▶ _Brief_: Copy all lines holding the word "oraz" from the entries.

[Dataset items]
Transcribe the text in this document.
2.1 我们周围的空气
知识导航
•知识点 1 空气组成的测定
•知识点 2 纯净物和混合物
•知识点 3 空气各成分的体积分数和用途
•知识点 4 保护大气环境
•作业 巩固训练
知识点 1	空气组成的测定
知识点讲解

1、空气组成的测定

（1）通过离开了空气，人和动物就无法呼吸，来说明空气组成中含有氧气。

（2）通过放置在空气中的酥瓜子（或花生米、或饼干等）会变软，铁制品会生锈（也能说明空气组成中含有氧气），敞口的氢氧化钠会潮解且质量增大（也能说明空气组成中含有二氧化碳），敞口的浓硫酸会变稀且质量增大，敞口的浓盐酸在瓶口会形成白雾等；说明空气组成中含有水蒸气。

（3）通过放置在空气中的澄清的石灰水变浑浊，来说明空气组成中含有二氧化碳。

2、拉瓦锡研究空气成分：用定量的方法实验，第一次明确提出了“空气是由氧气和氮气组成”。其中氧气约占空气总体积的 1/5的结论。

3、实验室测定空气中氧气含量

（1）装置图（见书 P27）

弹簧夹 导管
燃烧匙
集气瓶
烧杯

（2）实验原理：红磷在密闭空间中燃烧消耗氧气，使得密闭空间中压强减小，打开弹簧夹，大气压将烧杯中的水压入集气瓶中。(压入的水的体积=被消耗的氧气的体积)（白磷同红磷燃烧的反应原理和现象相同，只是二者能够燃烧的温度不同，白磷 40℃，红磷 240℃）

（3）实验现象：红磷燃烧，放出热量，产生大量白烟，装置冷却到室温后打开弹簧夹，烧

--

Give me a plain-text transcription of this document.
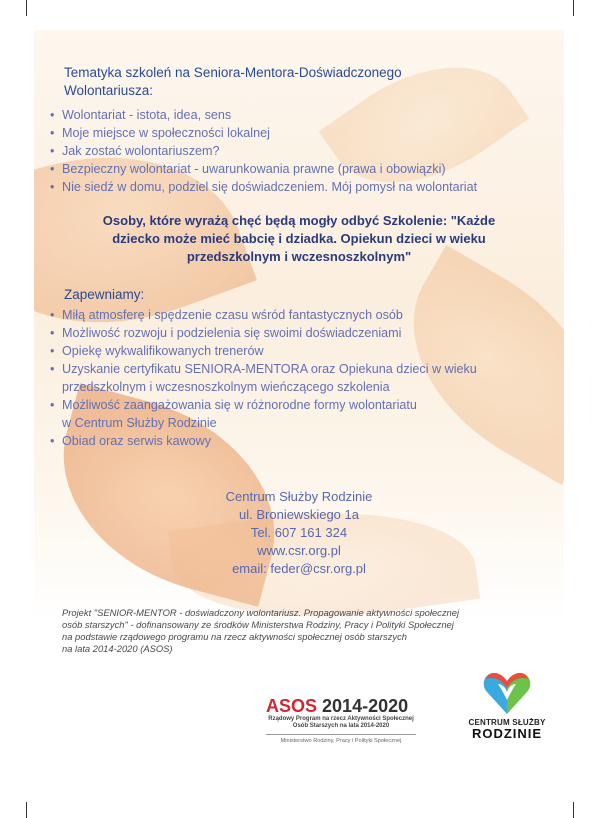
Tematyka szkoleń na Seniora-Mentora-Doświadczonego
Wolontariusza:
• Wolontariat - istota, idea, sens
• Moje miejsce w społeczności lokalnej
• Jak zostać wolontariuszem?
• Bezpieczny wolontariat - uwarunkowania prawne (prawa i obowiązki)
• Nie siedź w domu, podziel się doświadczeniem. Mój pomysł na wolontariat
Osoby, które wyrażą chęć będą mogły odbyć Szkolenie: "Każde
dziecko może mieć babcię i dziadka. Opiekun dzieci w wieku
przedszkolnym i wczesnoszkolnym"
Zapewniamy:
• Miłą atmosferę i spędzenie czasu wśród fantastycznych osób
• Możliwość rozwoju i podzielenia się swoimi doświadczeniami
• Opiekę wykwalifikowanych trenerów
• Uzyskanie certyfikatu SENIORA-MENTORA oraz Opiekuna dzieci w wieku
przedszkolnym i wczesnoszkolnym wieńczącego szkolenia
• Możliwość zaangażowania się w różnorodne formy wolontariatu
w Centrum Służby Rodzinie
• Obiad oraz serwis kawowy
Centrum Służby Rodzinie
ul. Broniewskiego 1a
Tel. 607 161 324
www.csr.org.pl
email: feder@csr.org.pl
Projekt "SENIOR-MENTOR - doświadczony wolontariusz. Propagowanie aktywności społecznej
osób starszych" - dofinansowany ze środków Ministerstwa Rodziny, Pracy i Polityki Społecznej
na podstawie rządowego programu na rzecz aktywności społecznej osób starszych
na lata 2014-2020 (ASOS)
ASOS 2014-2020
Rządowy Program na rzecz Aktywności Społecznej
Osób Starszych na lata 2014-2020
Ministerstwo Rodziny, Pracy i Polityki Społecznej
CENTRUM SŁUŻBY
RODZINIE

▶ _Reply_:
• Uzyskanie certyfikatu SENIORA-MENTORA oraz Opiekuna dzieci w wieku
• Obiad oraz serwis kawowy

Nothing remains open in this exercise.